■ **EXERCISE DIRECTIONS**
Please print the full listing exactly.

■ **RECORD EXTRACTS**
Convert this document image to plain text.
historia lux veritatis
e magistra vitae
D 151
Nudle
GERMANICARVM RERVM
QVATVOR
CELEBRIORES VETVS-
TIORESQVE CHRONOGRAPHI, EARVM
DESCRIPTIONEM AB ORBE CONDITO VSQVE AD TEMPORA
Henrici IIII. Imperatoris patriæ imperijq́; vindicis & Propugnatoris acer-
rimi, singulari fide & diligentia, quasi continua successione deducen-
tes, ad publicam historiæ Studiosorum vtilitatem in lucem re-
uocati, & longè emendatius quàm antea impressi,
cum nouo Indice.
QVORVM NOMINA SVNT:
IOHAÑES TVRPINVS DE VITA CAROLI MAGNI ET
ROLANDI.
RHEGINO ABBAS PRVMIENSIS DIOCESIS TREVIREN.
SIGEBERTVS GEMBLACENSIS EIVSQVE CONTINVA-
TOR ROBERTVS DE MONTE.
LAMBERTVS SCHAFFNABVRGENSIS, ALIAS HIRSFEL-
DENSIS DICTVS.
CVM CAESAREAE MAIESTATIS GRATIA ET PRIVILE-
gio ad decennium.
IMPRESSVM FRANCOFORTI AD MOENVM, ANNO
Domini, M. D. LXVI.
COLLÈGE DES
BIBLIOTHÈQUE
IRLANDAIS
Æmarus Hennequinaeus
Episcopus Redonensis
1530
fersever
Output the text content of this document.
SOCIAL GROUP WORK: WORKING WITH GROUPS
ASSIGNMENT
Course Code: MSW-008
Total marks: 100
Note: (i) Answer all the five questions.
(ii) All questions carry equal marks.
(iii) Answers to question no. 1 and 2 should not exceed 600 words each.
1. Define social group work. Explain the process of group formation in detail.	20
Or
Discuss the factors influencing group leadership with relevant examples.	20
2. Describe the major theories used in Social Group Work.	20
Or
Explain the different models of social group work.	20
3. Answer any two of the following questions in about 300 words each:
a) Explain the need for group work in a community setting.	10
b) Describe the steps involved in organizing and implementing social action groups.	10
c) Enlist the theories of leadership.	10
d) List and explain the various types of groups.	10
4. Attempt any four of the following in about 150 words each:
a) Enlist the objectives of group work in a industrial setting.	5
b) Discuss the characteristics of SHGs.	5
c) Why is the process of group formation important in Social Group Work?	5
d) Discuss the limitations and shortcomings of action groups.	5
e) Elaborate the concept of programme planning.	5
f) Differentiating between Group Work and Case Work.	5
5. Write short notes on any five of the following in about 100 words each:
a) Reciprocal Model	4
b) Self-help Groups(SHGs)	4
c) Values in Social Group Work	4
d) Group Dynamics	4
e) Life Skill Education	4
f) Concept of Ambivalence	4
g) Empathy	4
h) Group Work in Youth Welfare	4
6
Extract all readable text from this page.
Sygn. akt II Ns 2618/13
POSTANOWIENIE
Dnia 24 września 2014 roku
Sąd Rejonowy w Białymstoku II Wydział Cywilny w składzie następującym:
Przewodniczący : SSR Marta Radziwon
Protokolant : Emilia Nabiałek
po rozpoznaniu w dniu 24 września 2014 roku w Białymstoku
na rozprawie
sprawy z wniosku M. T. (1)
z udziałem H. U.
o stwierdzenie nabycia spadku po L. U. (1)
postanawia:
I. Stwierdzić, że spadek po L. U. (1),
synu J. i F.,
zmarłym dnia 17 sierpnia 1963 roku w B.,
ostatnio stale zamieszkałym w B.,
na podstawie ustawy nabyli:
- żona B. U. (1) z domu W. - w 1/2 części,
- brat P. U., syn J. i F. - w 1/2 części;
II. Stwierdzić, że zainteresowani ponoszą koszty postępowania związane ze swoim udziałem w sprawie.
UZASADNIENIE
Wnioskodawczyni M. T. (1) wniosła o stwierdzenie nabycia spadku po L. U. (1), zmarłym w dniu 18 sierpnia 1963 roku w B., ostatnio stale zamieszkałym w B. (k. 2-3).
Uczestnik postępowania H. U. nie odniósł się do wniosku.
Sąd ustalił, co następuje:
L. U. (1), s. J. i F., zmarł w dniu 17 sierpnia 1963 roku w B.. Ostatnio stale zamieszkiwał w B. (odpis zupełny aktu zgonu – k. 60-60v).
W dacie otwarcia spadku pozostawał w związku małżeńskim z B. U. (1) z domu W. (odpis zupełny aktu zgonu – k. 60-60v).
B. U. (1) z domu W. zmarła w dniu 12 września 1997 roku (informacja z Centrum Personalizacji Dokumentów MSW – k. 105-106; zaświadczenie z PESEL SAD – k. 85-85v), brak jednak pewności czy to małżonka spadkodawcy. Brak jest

■ **OUTPUT FOR THIS EXERCISE**
Convert this document image to plain text.
historia lux veritatis
e magistra vitae
D 151
Nudle
GERMANICARVM RERVM
QVATVOR
CELEBRIORES VETVS-
TIORESQVE CHRONOGRAPHI, EARVM
DESCRIPTIONEM AB ORBE CONDITO VSQVE AD TEMPORA
Henrici IIII. Imperatoris patriæ imperijq́; vindicis & Propugnatoris acer-
rimi, singulari fide & diligentia, quasi continua successione deducen-
tes, ad publicam historiæ Studiosorum vtilitatem in lucem re-
uocati, & longè emendatius quàm antea impressi,
cum nouo Indice.
QVORVM NOMINA SVNT:
IOHAÑES TVRPINVS DE VITA CAROLI MAGNI ET
ROLANDI.
RHEGINO ABBAS PRVMIENSIS DIOCESIS TREVIREN.
SIGEBERTVS GEMBLACENSIS EIVSQVE CONTINVA-
TOR ROBERTVS DE MONTE.
LAMBERTVS SCHAFFNABVRGENSIS, ALIAS HIRSFEL-
DENSIS DICTVS.
CVM CAESAREAE MAIESTATIS GRATIA ET PRIVILE-
gio ad decennium.
IMPRESSVM FRANCOFORTI AD MOENVM, ANNO
Domini, M. D. LXVI.
COLLÈGE DES
BIBLIOTHÈQUE
IRLANDAIS
Æmarus Hennequinaeus
Episcopus Redonensis
1530
fersever
Output the text content of this document.
SOCIAL GROUP WORK: WORKING WITH GROUPS
ASSIGNMENT
Course Code: MSW-008
Total marks: 100
Note: (i) Answer all the five questions.
(ii) All questions carry equal marks.
(iii) Answers to question no. 1 and 2 should not exceed 600 words each.
1. Define social group work. Explain the process of group formation in detail.	20
Or
Discuss the factors influencing group leadership with relevant examples.	20
2. Describe the major theories used in Social Group Work.	20
Or
Explain the different models of social group work.	20
3. Answer any two of the following questions in about 300 words each:
a) Explain the need for group work in a community setting.	10
b) Describe the steps involved in organizing and implementing social action groups.	10
c) Enlist the theories of leadership.	10
d) List and explain the various types of groups.	10
4. Attempt any four of the following in about 150 words each:
a) Enlist the objectives of group work in a industrial setting.	5
b) Discuss the characteristics of SHGs.	5
c) Why is the process of group formation important in Social Group Work?	5
d) Discuss the limitations and shortcomings of action groups.	5
e) Elaborate the concept of programme planning.	5
f) Differentiating between Group Work and Case Work.	5
5. Write short notes on any five of the following in about 100 words each:
a) Reciprocal Model	4
b) Self-help Groups(SHGs)	4
c) Values in Social Group Work	4
d) Group Dynamics	4
e) Life Skill Education	4
f) Concept of Ambivalence	4
g) Empathy	4
h) Group Work in Youth Welfare	4
6
Extract all readable text from this page.
Sygn. akt II Ns 2618/13
POSTANOWIENIE
Dnia 24 września 2014 roku
Sąd Rejonowy w Białymstoku II Wydział Cywilny w składzie następującym:
Przewodniczący : SSR Marta Radziwon
Protokolant : Emilia Nabiałek
po rozpoznaniu w dniu 24 września 2014 roku w Białymstoku
na rozprawie
sprawy z wniosku M. T. (1)
z udziałem H. U.
o stwierdzenie nabycia spadku po L. U. (1)
postanawia:
I. Stwierdzić, że spadek po L. U. (1),
synu J. i F.,
zmarłym dnia 17 sierpnia 1963 roku w B.,
ostatnio stale zamieszkałym w B.,
na podstawie ustawy nabyli:
- żona B. U. (1) z domu W. - w 1/2 części,
- brat P. U., syn J. i F. - w 1/2 części;
II. Stwierdzić, że zainteresowani ponoszą koszty postępowania związane ze swoim udziałem w sprawie.
UZASADNIENIE
Wnioskodawczyni M. T. (1) wniosła o stwierdzenie nabycia spadku po L. U. (1), zmarłym w dniu 18 sierpnia 1963 roku w B., ostatnio stale zamieszkałym w B. (k. 2-3).
Uczestnik postępowania H. U. nie odniósł się do wniosku.
Sąd ustalił, co następuje:
L. U. (1), s. J. i F., zmarł w dniu 17 sierpnia 1963 roku w B.. Ostatnio stale zamieszkiwał w B. (odpis zupełny aktu zgonu – k. 60-60v).
W dacie otwarcia spadku pozostawał w związku małżeńskim z B. U. (1) z domu W. (odpis zupełny aktu zgonu – k. 60-60v).
B. U. (1) z domu W. zmarła w dniu 12 września 1997 roku (informacja z Centrum Personalizacji Dokumentów MSW – k. 105-106; zaświadczenie z PESEL SAD – k. 85-85v), brak jednak pewności czy to małżonka spadkodawcy. Brak jest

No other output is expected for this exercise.